* **DIRECTIONS**:
Would you output all the data exactly as it stands?

Dataset entries for page text:
------------------------------------------------------------

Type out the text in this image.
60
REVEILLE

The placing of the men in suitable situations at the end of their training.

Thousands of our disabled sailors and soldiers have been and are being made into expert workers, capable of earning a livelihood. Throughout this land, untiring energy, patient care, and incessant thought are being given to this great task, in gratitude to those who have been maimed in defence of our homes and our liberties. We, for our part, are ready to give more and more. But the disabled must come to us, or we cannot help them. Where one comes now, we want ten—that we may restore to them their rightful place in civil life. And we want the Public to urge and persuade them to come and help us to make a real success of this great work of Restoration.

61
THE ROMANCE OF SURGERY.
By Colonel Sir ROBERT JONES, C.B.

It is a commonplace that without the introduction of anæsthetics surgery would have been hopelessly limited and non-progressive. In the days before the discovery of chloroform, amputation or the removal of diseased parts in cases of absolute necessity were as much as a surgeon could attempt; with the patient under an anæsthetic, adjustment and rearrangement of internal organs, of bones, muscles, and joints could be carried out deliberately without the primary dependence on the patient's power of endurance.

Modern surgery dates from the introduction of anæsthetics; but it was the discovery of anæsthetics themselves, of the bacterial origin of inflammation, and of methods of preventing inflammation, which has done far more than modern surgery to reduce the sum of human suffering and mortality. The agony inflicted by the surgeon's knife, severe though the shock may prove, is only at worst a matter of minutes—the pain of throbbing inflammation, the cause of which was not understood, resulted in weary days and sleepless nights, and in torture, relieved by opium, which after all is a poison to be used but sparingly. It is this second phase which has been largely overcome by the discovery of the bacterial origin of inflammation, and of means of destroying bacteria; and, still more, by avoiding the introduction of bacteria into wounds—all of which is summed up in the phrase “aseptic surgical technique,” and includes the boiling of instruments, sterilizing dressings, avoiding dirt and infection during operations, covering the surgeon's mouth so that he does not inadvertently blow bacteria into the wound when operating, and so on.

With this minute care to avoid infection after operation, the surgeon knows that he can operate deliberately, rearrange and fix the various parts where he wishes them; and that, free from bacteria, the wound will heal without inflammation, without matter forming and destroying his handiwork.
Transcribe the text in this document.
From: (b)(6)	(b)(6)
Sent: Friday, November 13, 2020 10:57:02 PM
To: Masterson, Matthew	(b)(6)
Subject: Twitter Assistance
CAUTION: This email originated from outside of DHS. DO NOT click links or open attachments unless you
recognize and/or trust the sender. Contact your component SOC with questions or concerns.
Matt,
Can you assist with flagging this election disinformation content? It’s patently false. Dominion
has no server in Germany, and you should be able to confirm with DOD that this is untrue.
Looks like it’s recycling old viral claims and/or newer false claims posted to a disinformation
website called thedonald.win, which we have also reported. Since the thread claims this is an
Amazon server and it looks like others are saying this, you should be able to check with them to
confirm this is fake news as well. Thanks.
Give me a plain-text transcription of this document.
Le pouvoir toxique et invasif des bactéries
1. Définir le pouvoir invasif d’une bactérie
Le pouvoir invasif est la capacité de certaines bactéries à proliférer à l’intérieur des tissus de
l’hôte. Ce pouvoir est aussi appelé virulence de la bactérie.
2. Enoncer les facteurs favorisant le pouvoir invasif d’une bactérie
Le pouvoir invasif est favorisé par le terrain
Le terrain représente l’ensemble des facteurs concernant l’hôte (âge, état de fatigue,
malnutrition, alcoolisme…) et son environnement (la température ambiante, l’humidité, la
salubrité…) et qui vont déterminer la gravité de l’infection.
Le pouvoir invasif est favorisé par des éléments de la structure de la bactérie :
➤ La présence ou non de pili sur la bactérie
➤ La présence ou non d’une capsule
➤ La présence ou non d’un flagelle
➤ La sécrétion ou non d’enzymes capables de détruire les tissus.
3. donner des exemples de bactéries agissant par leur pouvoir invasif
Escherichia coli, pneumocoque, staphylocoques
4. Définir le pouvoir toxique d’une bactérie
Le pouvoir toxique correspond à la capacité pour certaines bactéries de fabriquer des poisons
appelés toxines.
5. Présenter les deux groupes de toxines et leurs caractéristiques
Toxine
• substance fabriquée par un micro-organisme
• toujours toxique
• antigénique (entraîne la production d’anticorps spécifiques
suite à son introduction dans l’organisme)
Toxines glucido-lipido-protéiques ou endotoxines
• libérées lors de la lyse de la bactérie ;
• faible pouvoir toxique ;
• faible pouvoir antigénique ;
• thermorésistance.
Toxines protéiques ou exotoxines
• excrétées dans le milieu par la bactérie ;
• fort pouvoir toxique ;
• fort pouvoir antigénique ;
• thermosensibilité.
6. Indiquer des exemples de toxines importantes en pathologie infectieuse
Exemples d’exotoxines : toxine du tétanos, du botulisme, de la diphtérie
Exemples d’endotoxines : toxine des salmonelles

------------------------------------------------------------

* **RESULT FOR THIS TASK**:
Type out the text in this image.
60
REVEILLE

The placing of the men in suitable situations at the end of their training.

Thousands of our disabled sailors and soldiers have been and are being made into expert workers, capable of earning a livelihood. Throughout this land, untiring energy, patient care, and incessant thought are being given to this great task, in gratitude to those who have been maimed in defence of our homes and our liberties. We, for our part, are ready to give more and more. But the disabled must come to us, or we cannot help them. Where one comes now, we want ten—that we may restore to them their rightful place in civil life. And we want the Public to urge and persuade them to come and help us to make a real success of this great work of Restoration.

61
THE ROMANCE OF SURGERY.
By Colonel Sir ROBERT JONES, C.B.

It is a commonplace that without the introduction of anæsthetics surgery would have been hopelessly limited and non-progressive. In the days before the discovery of chloroform, amputation or the removal of diseased parts in cases of absolute necessity were as much as a surgeon could attempt; with the patient under an anæsthetic, adjustment and rearrangement of internal organs, of bones, muscles, and joints could be carried out deliberately without the primary dependence on the patient's power of endurance.

Modern surgery dates from the introduction of anæsthetics; but it was the discovery of anæsthetics themselves, of the bacterial origin of inflammation, and of methods of preventing inflammation, which has done far more than modern surgery to reduce the sum of human suffering and mortality. The agony inflicted by the surgeon's knife, severe though the shock may prove, is only at worst a matter of minutes—the pain of throbbing inflammation, the cause of which was not understood, resulted in weary days and sleepless nights, and in torture, relieved by opium, which after all is a poison to be used but sparingly. It is this second phase which has been largely overcome by the discovery of the bacterial origin of inflammation, and of means of destroying bacteria; and, still more, by avoiding the introduction of bacteria into wounds—all of which is summed up in the phrase “aseptic surgical technique,” and includes the boiling of instruments, sterilizing dressings, avoiding dirt and infection during operations, covering the surgeon's mouth so that he does not inadvertently blow bacteria into the wound when operating, and so on.

With this minute care to avoid infection after operation, the surgeon knows that he can operate deliberately, rearrange and fix the various parts where he wishes them; and that, free from bacteria, the wound will heal without inflammation, without matter forming and destroying his handiwork.
Transcribe the text in this document.
From: (b)(6)	(b)(6)
Sent: Friday, November 13, 2020 10:57:02 PM
To: Masterson, Matthew	(b)(6)
Subject: Twitter Assistance
CAUTION: This email originated from outside of DHS. DO NOT click links or open attachments unless you
recognize and/or trust the sender. Contact your component SOC with questions or concerns.
Matt,
Can you assist with flagging this election disinformation content? It’s patently false. Dominion
has no server in Germany, and you should be able to confirm with DOD that this is untrue.
Looks like it’s recycling old viral claims and/or newer false claims posted to a disinformation
website called thedonald.win, which we have also reported. Since the thread claims this is an
Amazon server and it looks like others are saying this, you should be able to check with them to
confirm this is fake news as well. Thanks.
Give me a plain-text transcription of this document.
Le pouvoir toxique et invasif des bactéries
1. Définir le pouvoir invasif d’une bactérie
Le pouvoir invasif est la capacité de certaines bactéries à proliférer à l’intérieur des tissus de
l’hôte. Ce pouvoir est aussi appelé virulence de la bactérie.
2. Enoncer les facteurs favorisant le pouvoir invasif d’une bactérie
Le pouvoir invasif est favorisé par le terrain
Le terrain représente l’ensemble des facteurs concernant l’hôte (âge, état de fatigue,
malnutrition, alcoolisme…) et son environnement (la température ambiante, l’humidité, la
salubrité…) et qui vont déterminer la gravité de l’infection.
Le pouvoir invasif est favorisé par des éléments de la structure de la bactérie :
➤ La présence ou non de pili sur la bactérie
➤ La présence ou non d’une capsule
➤ La présence ou non d’un flagelle
➤ La sécrétion ou non d’enzymes capables de détruire les tissus.
3. donner des exemples de bactéries agissant par leur pouvoir invasif
Escherichia coli, pneumocoque, staphylocoques
4. Définir le pouvoir toxique d’une bactérie
Le pouvoir toxique correspond à la capacité pour certaines bactéries de fabriquer des poisons
appelés toxines.
5. Présenter les deux groupes de toxines et leurs caractéristiques
Toxine
• substance fabriquée par un micro-organisme
• toujours toxique
• antigénique (entraîne la production d’anticorps spécifiques
suite à son introduction dans l’organisme)
Toxines glucido-lipido-protéiques ou endotoxines
• libérées lors de la lyse de la bactérie ;
• faible pouvoir toxique ;
• faible pouvoir antigénique ;
• thermorésistance.
Toxines protéiques ou exotoxines
• excrétées dans le milieu par la bactérie ;
• fort pouvoir toxique ;
• fort pouvoir antigénique ;
• thermosensibilité.
6. Indiquer des exemples de toxines importantes en pathologie infectieuse
Exemples d’exotoxines : toxine du tétanos, du botulisme, de la diphtérie
Exemples d’endotoxines : toxine des salmonelles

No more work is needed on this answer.